WORK REQUIRED.
Narrow the data below down to the lines containing "葛根汤主之".

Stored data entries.
########

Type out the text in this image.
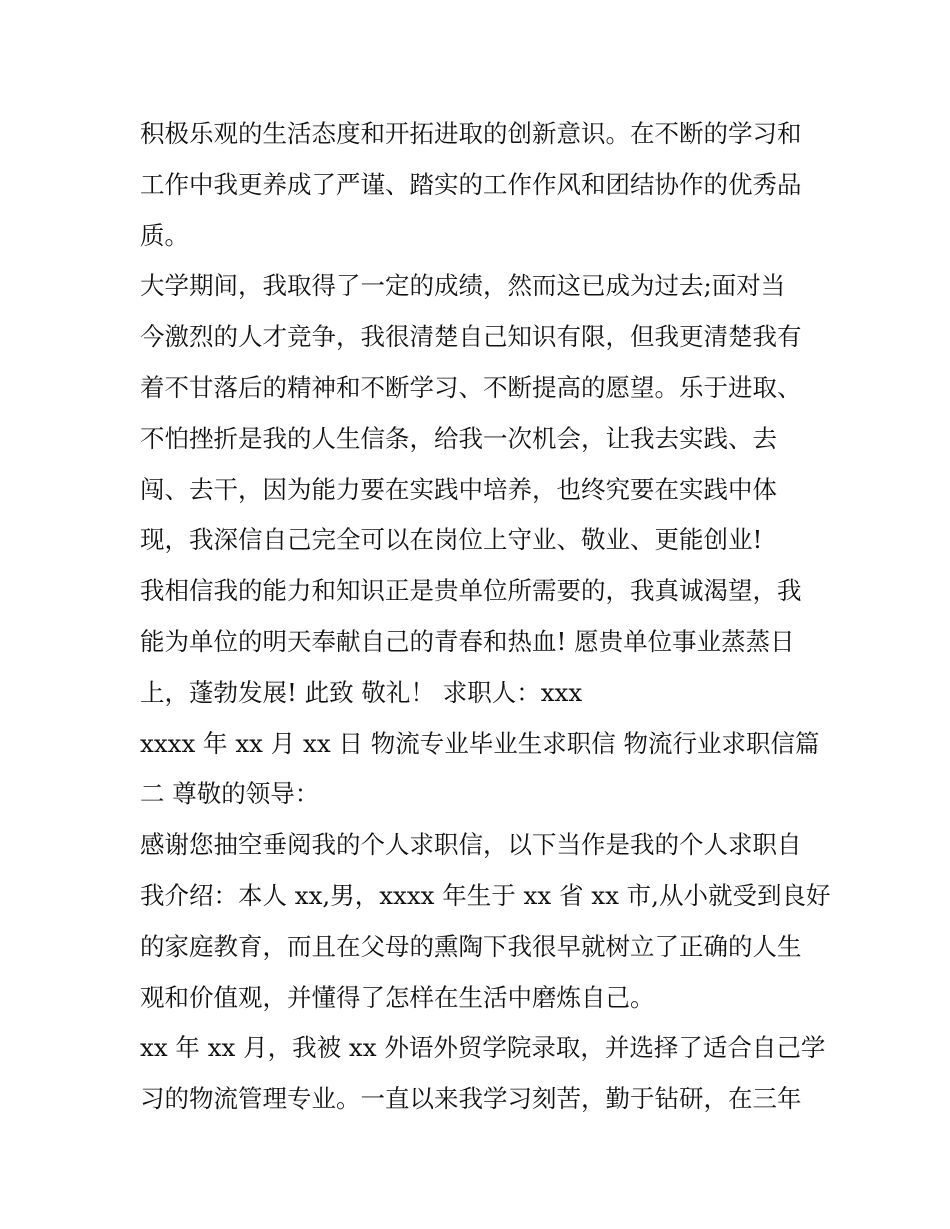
积极乐观的生活态度和开拓进取的创新意识。在不断的学习和
工作中我更养成了严谨、踏实的工作作风和团结协作的优秀品
质。
大学期间，我取得了一定的成绩，然而这已成为过去;面对当
今激烈的人才竞争，我很清楚自己知识有限，但我更清楚我有
着不甘落后的精神和不断学习、不断提高的愿望。乐于进取、
不怕挫折是我的人生信条，给我一次机会，让我去实践、去
闯、去干，因为能力要在实践中培养，也终究要在实践中体
现，我深信自己完全可以在岗位上守业、敬业、更能创业!
我相信我的能力和知识正是贵单位所需要的，我真诚渴望，我
能为单位的明天奉献自己的青春和热血! 愿贵单位事业蒸蒸日
上，蓬勃发展! 此致 敬礼！ 求职人：xxx
xxxx 年 xx 月 xx 日 物流专业毕业生求职信 物流行业求职信篇
二 尊敬的领导：
感谢您抽空垂阅我的个人求职信，以下当作是我的个人求职自
我介绍：本人 xx,男，xxxx 年生于 xx 省 xx 市,从小就受到良好
的家庭教育，而且在父母的熏陶下我很早就树立了正确的人生
观和价值观，并懂得了怎样在生活中磨炼自己。
xx 年 xx 月，我被 xx 外语外贸学院录取，并选择了适合自己学
习的物流管理专业。一直以来我学习刻苦，勤于钻研，在三年
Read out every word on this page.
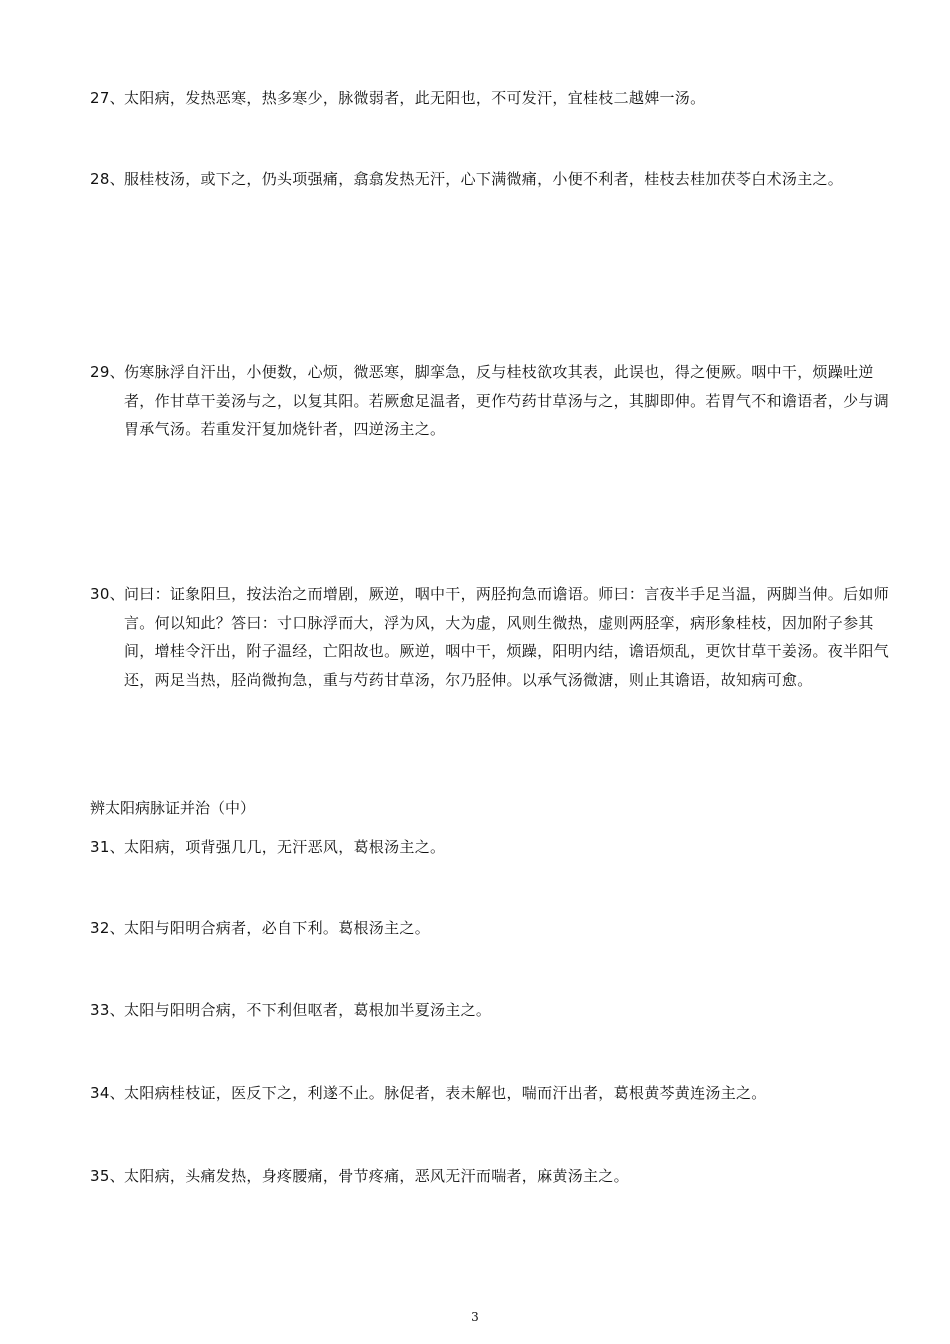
27、太阳病，发热恶寒，热多寒少，脉微弱者，此无阳也，不可发汗，宜桂枝二越婢一汤。

28、服桂枝汤，或下之，仍头项强痛，翕翕发热无汗，心下满微痛，小便不利者，桂枝去桂加茯苓白术汤主之。

29、伤寒脉浮自汗出，小便数，心烦，微恶寒，脚挛急，反与桂枝欲攻其表，此误也，得之便厥。咽中干，烦躁吐逆者，作甘草干姜汤与之，以复其阳。若厥愈足温者，更作芍药甘草汤与之，其脚即伸。若胃气不和谵语者，少与调胃承气汤。若重发汗复加烧针者，四逆汤主之。

30、问曰：证象阳旦，按法治之而增剧，厥逆，咽中干，两胫拘急而谵语。师曰：言夜半手足当温，两脚当伸。后如师言。何以知此？答曰：寸口脉浮而大，浮为风，大为虚，风则生微热，虚则两胫挛，病形象桂枝，因加附子参其间，增桂令汗出，附子温经，亡阳故也。厥逆，咽中干，烦躁，阳明内结，谵语烦乱，更饮甘草干姜汤。夜半阳气还，两足当热，胫尚微拘急，重与芍药甘草汤，尔乃胫伸。以承气汤微溏，则止其谵语，故知病可愈。

辨太阳病脉证并治（中）

31、太阳病，项背强几几，无汗恶风，葛根汤主之。

32、太阳与阳明合病者，必自下利。葛根汤主之。

33、太阳与阳明合病，不下利但呕者，葛根加半夏汤主之。

34、太阳病桂枝证，医反下之，利遂不止。脉促者，表未解也，喘而汗出者，葛根黄芩黄连汤主之。

35、太阳病，头痛发热，身疼腰痛，骨节疼痛，恶风无汗而喘者，麻黄汤主之。

3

########

RESULT OF THIS EXERCISE.
31、太阳病，项背强几几，无汗恶风，葛根汤主之。
32、太阳与阳明合病者，必自下利。葛根汤主之。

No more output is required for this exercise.